_WHAT THE TASK ASKS:_ Pictures are to be left out; otherwise, copy exactly the lines from the line containing "Give me the" through the end of the data.

::::

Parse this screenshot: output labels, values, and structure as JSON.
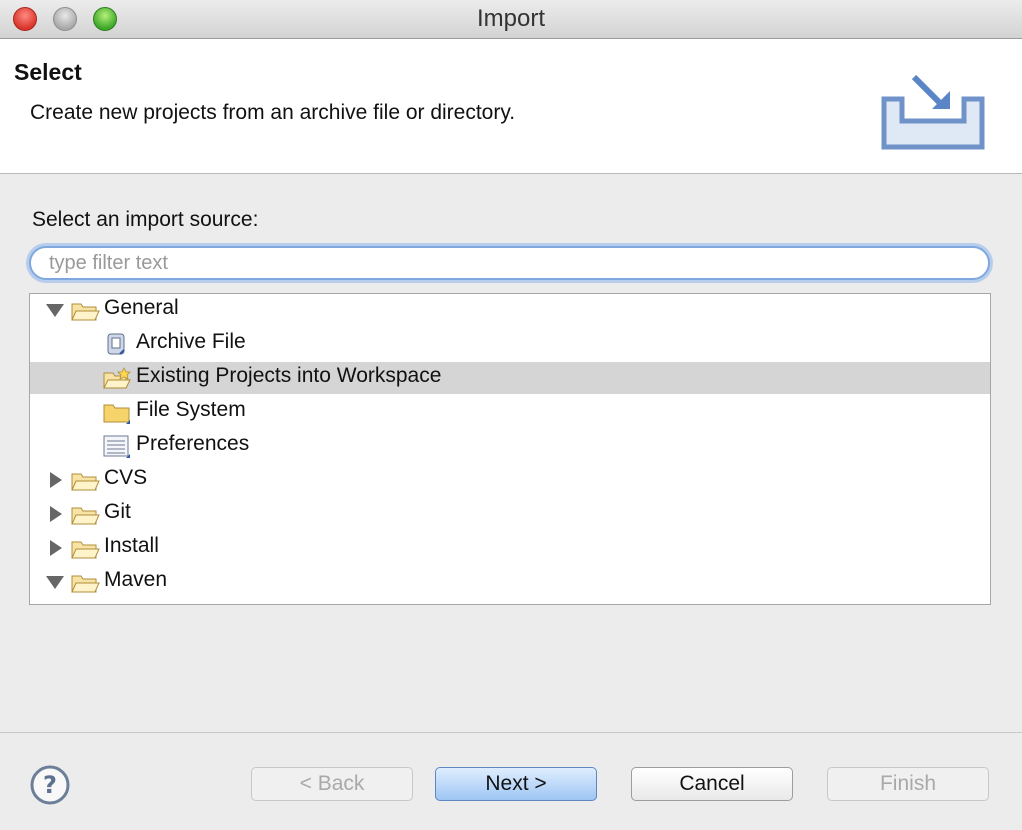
{
  "window": {
    "title": "Import"
  },
  "header": {
    "title": "Select",
    "description": "Create new projects from an archive file or directory."
  },
  "body": {
    "source_label": "Select an import source:",
    "filter": {
      "placeholder": "type filter text",
      "value": ""
    },
    "tree": [
      {
        "label": "General",
        "type": "folder",
        "expanded": true,
        "icon": "folder-open-icon"
      },
      {
        "label": "Archive File",
        "type": "item",
        "icon": "archive-icon"
      },
      {
        "label": "Existing Projects into Workspace",
        "type": "item",
        "icon": "project-folder-icon",
        "selected": true
      },
      {
        "label": "File System",
        "type": "item",
        "icon": "folder-icon"
      },
      {
        "label": "Preferences",
        "type": "item",
        "icon": "preferences-icon"
      },
      {
        "label": "CVS",
        "type": "folder",
        "expanded": false,
        "icon": "folder-open-icon"
      },
      {
        "label": "Git",
        "type": "folder",
        "expanded": false,
        "icon": "folder-open-icon"
      },
      {
        "label": "Install",
        "type": "folder",
        "expanded": false,
        "icon": "folder-open-icon"
      },
      {
        "label": "Maven",
        "type": "folder",
        "expanded": true,
        "icon": "folder-open-icon"
      }
    ]
  },
  "footer": {
    "back_label": "< Back",
    "next_label": "Next >",
    "cancel_label": "Cancel",
    "finish_label": "Finish"
  },
  "colors": {
    "selection": "#d5d5d5",
    "focus_ring": "#7fa8df",
    "primary_button": "#9ec5f3"
  }
}
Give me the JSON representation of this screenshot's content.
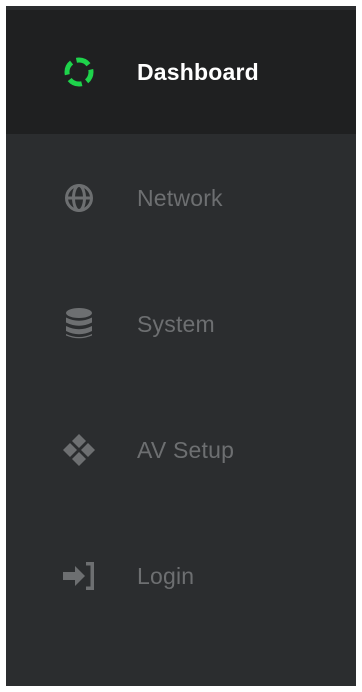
{
  "sidebar": {
    "items": [
      {
        "label": "Dashboard",
        "icon": "dashboard-ring-icon",
        "active": true
      },
      {
        "label": "Network",
        "icon": "globe-icon",
        "active": false
      },
      {
        "label": "System",
        "icon": "database-icon",
        "active": false
      },
      {
        "label": "AV Setup",
        "icon": "diamond-arrows-icon",
        "active": false
      },
      {
        "label": "Login",
        "icon": "sign-in-icon",
        "active": false
      }
    ]
  },
  "colors": {
    "sidebar_bg": "#2b2d2f",
    "active_bg": "#1f2021",
    "accent_green": "#1ed34b",
    "inactive_text": "#6d6f71",
    "active_text": "#ffffff"
  }
}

::::

_SOLUTION TO THE PROBLEM:_
Give me the JSON representation of this screenshot's content.
{
  "sidebar": {
    "items": [
      {
        "label": "Dashboard",
        "icon": "dashboard-ring-icon",
        "active": true
      },
      {
        "label": "Network",
        "icon": "globe-icon",
        "active": false
      },
      {
        "label": "System",
        "icon": "database-icon",
        "active": false
      },
      {
        "label": "AV Setup",
        "icon": "diamond-arrows-icon",
        "active": false
      },
      {
        "label": "Login",
        "icon": "sign-in-icon",
        "active": false
      }
    ]
  },
  "colors": {
    "sidebar_bg": "#2b2d2f",
    "active_bg": "#1f2021",
    "accent_green": "#1ed34b",
    "inactive_text": "#6d6f71",
    "active_text": "#ffffff"
  }
}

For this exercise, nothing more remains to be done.